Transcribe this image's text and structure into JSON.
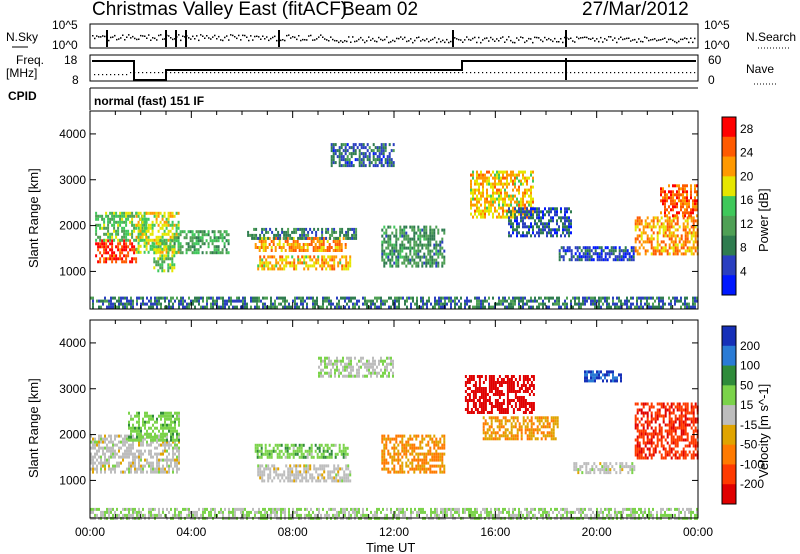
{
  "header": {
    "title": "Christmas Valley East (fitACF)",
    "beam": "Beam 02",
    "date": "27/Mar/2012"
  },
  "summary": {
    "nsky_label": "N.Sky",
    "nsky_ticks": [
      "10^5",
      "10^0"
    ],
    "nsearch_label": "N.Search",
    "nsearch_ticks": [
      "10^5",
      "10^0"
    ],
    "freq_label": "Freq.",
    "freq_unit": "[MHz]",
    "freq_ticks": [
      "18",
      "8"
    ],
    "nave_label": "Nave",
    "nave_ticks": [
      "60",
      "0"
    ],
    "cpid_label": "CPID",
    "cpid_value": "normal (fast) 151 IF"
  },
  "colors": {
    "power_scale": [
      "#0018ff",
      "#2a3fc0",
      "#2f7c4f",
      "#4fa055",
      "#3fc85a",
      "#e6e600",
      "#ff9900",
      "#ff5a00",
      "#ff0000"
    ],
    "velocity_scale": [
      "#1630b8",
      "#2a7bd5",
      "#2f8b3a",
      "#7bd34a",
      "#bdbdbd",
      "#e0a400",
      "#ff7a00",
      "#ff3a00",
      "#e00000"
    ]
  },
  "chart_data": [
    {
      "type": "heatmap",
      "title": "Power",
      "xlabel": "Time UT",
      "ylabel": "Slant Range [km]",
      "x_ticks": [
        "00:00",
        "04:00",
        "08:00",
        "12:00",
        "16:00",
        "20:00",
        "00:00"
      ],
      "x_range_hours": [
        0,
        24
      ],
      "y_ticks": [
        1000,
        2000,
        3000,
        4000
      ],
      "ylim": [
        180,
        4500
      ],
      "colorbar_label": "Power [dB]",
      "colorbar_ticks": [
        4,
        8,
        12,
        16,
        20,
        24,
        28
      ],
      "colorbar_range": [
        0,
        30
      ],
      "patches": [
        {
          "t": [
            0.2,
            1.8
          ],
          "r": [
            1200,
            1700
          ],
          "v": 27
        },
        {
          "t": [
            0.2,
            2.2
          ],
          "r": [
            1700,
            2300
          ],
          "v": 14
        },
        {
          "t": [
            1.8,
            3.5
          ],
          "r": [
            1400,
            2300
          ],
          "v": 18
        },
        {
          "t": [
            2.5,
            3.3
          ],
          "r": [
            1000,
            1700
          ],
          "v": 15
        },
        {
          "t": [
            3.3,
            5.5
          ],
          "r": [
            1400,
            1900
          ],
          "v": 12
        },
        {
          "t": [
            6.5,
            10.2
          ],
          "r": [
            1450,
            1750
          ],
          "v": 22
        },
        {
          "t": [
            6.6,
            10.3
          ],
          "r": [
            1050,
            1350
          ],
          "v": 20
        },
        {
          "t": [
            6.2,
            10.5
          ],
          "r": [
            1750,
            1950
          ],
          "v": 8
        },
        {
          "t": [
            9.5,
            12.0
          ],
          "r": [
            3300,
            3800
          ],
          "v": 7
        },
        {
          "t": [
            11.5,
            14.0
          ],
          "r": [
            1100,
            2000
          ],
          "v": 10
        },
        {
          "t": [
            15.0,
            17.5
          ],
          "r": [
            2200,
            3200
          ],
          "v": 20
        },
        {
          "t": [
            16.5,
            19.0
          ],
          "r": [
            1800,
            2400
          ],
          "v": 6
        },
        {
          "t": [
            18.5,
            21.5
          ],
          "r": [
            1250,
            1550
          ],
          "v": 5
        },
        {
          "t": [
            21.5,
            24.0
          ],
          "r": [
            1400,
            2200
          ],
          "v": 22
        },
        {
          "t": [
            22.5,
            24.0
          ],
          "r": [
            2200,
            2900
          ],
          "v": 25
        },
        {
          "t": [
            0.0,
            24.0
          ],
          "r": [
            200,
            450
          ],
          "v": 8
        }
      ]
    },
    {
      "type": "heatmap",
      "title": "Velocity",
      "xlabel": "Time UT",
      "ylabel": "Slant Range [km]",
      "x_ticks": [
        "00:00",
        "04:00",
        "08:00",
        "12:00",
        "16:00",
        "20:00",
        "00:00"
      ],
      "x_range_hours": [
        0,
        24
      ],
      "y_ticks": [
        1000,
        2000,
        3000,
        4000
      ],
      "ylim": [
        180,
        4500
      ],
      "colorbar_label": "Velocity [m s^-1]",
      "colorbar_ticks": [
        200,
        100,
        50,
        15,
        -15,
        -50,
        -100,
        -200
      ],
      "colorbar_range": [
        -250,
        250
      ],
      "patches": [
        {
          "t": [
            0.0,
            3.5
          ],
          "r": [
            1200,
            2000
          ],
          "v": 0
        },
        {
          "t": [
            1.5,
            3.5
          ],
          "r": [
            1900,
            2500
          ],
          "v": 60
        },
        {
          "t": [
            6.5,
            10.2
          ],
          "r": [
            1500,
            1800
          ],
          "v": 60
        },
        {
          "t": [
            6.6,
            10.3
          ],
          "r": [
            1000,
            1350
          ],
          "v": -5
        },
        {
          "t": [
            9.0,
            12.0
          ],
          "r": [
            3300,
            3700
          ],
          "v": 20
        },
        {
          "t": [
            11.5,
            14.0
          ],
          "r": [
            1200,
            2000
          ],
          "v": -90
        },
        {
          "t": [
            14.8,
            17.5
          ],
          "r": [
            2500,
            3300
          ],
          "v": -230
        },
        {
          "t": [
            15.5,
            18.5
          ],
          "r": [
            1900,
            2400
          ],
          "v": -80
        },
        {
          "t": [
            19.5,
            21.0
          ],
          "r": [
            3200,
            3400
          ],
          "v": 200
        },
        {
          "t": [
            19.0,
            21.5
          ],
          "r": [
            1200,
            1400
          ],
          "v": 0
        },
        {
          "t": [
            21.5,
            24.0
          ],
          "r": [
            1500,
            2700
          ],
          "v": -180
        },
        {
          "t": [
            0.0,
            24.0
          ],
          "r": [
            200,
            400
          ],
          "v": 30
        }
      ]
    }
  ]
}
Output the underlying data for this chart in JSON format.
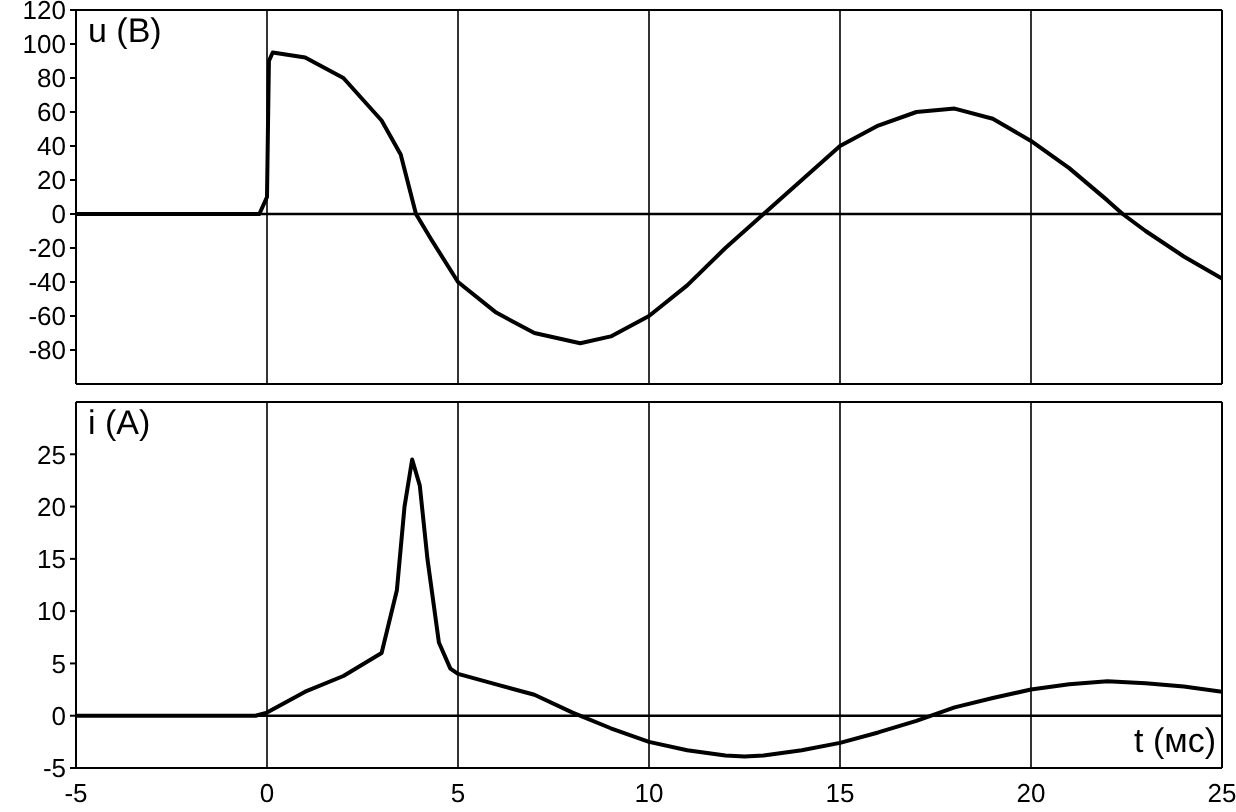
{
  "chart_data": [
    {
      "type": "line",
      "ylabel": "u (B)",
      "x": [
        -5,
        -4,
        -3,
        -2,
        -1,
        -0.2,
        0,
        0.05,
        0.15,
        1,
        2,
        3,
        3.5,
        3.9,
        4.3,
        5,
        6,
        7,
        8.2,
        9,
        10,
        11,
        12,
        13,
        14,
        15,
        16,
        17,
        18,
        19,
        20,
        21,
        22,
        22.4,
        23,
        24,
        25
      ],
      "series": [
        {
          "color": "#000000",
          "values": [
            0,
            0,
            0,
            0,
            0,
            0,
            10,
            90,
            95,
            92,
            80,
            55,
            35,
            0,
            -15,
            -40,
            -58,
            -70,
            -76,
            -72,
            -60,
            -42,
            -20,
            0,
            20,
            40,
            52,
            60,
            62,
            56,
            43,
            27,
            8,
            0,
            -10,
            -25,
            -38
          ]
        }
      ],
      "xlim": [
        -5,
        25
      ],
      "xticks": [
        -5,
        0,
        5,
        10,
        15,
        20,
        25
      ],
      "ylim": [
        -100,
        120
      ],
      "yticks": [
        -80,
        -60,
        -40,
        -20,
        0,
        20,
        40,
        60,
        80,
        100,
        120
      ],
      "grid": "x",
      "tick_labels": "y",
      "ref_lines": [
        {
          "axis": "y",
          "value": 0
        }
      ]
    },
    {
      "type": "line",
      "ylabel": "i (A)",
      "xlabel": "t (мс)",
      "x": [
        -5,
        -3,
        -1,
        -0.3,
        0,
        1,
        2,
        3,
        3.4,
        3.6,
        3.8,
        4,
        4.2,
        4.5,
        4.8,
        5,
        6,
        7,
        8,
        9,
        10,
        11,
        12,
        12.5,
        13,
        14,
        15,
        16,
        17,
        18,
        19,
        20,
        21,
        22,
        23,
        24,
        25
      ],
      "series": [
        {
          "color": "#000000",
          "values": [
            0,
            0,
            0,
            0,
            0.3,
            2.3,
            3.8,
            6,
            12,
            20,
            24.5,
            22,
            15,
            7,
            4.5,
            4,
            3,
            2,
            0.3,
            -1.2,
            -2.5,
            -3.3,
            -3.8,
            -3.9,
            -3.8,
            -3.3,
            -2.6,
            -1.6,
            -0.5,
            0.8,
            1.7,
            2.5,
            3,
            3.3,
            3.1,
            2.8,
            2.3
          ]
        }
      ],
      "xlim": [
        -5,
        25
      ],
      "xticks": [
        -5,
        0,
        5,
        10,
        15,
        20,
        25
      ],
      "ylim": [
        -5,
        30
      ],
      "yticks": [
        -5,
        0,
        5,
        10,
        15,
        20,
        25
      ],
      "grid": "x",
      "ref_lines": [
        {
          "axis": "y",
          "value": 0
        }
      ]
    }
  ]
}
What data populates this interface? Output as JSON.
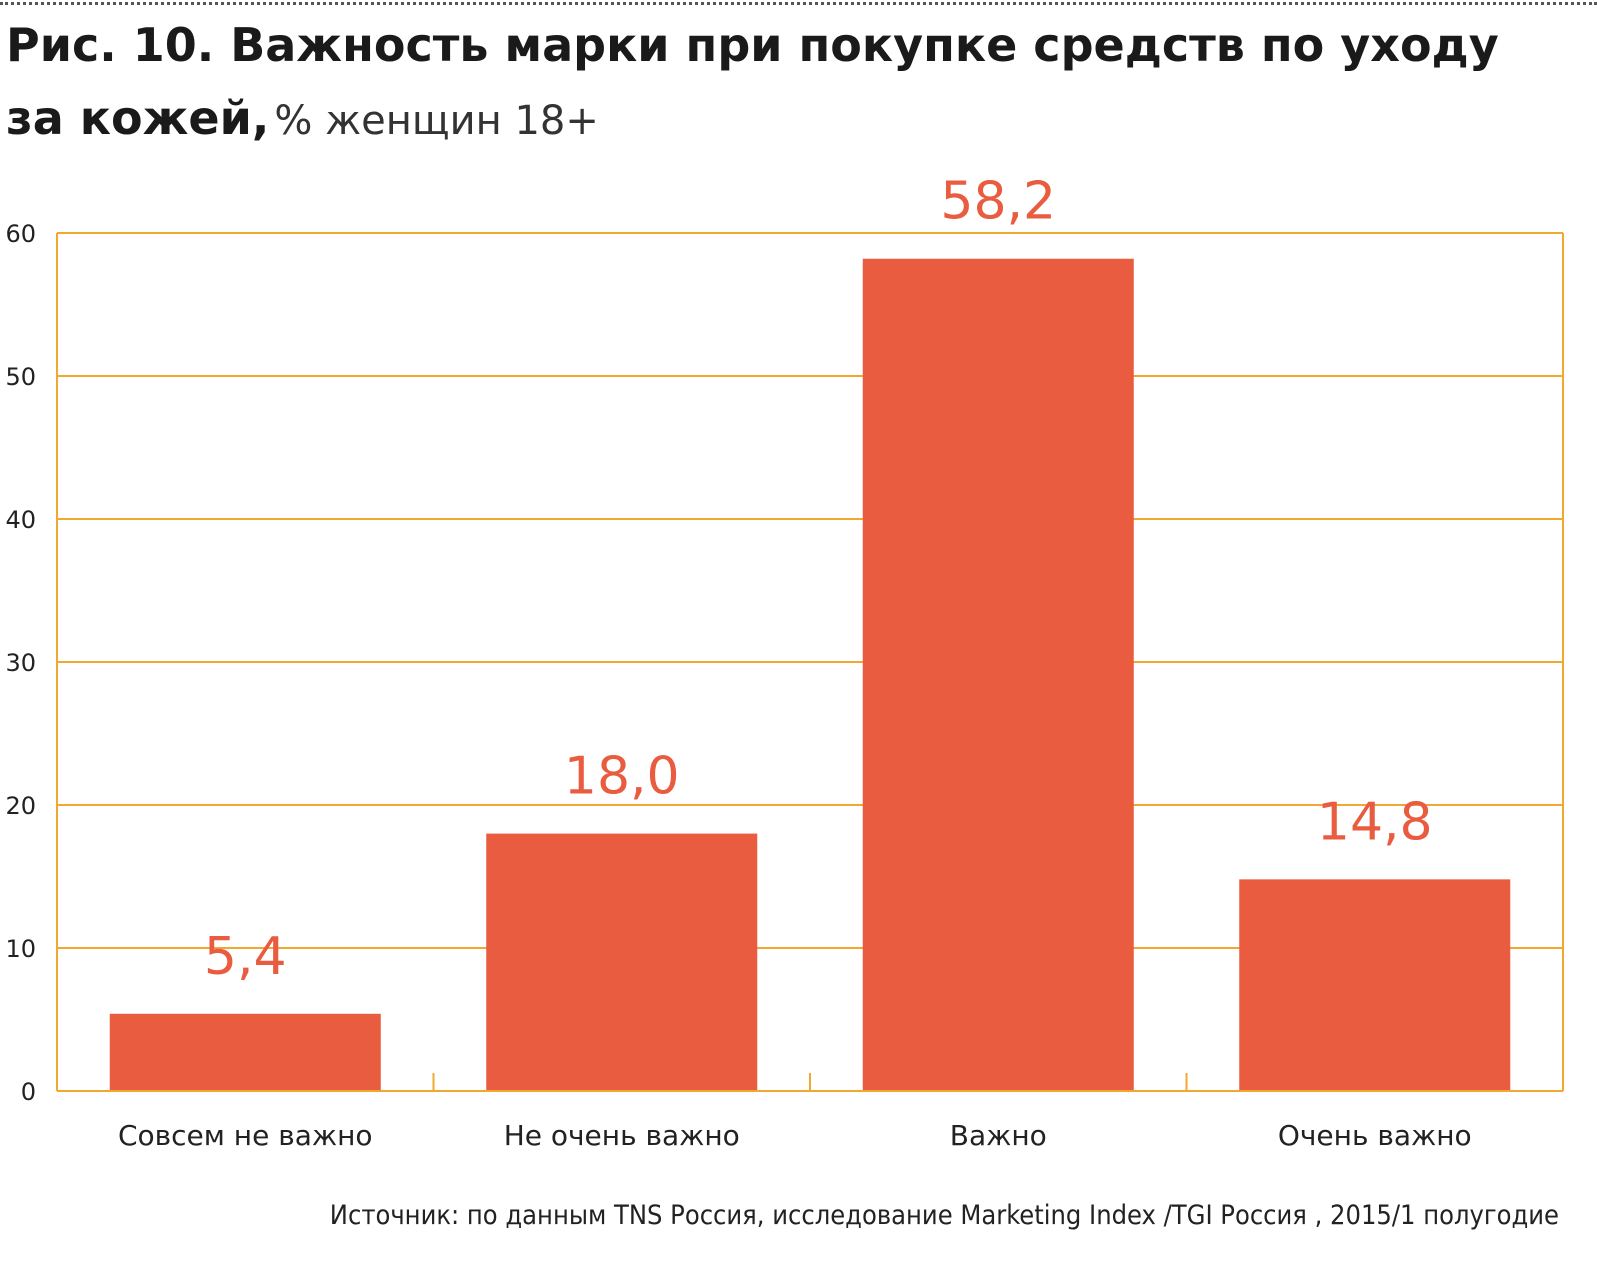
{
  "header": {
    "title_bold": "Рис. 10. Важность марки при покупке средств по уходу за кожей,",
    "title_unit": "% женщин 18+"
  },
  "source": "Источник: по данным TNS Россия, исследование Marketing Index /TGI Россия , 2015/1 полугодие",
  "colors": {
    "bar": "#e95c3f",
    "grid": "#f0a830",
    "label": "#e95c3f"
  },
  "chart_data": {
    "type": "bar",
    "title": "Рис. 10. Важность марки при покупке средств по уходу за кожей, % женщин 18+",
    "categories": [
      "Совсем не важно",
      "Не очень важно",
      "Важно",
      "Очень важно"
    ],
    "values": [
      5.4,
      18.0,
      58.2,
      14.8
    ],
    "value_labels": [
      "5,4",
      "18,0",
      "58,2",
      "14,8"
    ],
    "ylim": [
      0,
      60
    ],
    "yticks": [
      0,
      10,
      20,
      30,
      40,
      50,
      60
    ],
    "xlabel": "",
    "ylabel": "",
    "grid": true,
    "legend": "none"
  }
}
###
_YOUR GOAL_
Everything from the line containing "What data populates" to the last line of the listing above must be reproduced exactly, with no pictures included.

_SOLUTION FOR THIS PROBLEM_
What data populates this interface? Output as JSON.
{
  "header": {
    "title_bold": "Рис. 10. Важность марки при покупке средств по уходу за кожей,",
    "title_unit": "% женщин 18+"
  },
  "source": "Источник: по данным TNS Россия, исследование Marketing Index /TGI Россия , 2015/1 полугодие",
  "colors": {
    "bar": "#e95c3f",
    "grid": "#f0a830",
    "label": "#e95c3f"
  },
  "chart_data": {
    "type": "bar",
    "title": "Рис. 10. Важность марки при покупке средств по уходу за кожей, % женщин 18+",
    "categories": [
      "Совсем не важно",
      "Не очень важно",
      "Важно",
      "Очень важно"
    ],
    "values": [
      5.4,
      18.0,
      58.2,
      14.8
    ],
    "value_labels": [
      "5,4",
      "18,0",
      "58,2",
      "14,8"
    ],
    "ylim": [
      0,
      60
    ],
    "yticks": [
      0,
      10,
      20,
      30,
      40,
      50,
      60
    ],
    "xlabel": "",
    "ylabel": "",
    "grid": true,
    "legend": "none"
  }
}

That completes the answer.